> _EXERCISE OBJECTIVE_
Look through the data below and count each line where the word "integral" appears. Reply with the count alone.

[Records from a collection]

============================================================

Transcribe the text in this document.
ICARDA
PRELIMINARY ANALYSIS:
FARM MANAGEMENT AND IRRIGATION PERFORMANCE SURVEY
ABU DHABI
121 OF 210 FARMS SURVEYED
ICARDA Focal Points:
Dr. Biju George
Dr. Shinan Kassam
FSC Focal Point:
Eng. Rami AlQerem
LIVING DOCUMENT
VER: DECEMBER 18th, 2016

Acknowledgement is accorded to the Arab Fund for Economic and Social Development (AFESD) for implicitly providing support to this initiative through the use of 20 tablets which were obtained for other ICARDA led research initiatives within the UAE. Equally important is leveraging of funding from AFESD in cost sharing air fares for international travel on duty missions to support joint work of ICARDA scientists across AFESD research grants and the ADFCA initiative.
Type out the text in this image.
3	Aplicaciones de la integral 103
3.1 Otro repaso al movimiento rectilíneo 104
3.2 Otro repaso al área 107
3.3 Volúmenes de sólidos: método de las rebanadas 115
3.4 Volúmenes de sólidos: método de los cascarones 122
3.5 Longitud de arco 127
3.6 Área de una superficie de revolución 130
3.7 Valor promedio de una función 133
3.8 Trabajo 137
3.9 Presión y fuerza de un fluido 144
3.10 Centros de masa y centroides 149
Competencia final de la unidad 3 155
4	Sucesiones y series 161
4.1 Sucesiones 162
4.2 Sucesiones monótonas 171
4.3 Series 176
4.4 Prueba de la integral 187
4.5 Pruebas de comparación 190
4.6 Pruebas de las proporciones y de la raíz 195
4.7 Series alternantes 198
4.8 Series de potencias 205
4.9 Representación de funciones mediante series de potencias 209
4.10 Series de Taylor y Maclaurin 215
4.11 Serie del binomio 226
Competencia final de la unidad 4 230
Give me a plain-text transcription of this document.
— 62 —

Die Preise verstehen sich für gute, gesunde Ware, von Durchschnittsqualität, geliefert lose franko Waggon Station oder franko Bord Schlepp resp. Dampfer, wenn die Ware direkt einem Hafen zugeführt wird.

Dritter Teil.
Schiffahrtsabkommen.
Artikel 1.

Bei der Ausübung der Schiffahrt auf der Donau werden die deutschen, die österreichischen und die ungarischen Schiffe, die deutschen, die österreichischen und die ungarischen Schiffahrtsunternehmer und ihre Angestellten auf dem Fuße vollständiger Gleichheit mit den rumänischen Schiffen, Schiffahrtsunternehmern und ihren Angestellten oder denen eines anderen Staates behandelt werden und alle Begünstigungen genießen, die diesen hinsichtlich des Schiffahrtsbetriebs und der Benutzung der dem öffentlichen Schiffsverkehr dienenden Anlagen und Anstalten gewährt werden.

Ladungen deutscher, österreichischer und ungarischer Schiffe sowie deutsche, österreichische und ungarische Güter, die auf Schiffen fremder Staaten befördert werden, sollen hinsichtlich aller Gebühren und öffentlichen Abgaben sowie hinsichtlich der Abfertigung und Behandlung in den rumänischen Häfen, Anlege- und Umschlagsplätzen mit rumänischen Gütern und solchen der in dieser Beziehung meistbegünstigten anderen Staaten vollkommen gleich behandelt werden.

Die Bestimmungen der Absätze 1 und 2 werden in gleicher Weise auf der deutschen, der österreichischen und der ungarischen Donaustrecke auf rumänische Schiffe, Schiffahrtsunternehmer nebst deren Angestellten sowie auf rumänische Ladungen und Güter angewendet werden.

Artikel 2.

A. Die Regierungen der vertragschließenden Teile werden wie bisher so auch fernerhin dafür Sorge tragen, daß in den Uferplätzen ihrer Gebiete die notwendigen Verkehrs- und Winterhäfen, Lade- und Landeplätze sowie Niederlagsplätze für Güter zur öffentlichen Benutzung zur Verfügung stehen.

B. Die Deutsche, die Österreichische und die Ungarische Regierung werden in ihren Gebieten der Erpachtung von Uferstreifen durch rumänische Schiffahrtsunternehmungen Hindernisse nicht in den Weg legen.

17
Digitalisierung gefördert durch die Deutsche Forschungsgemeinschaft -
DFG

============================================================

> _SOLUTION BELOW_
2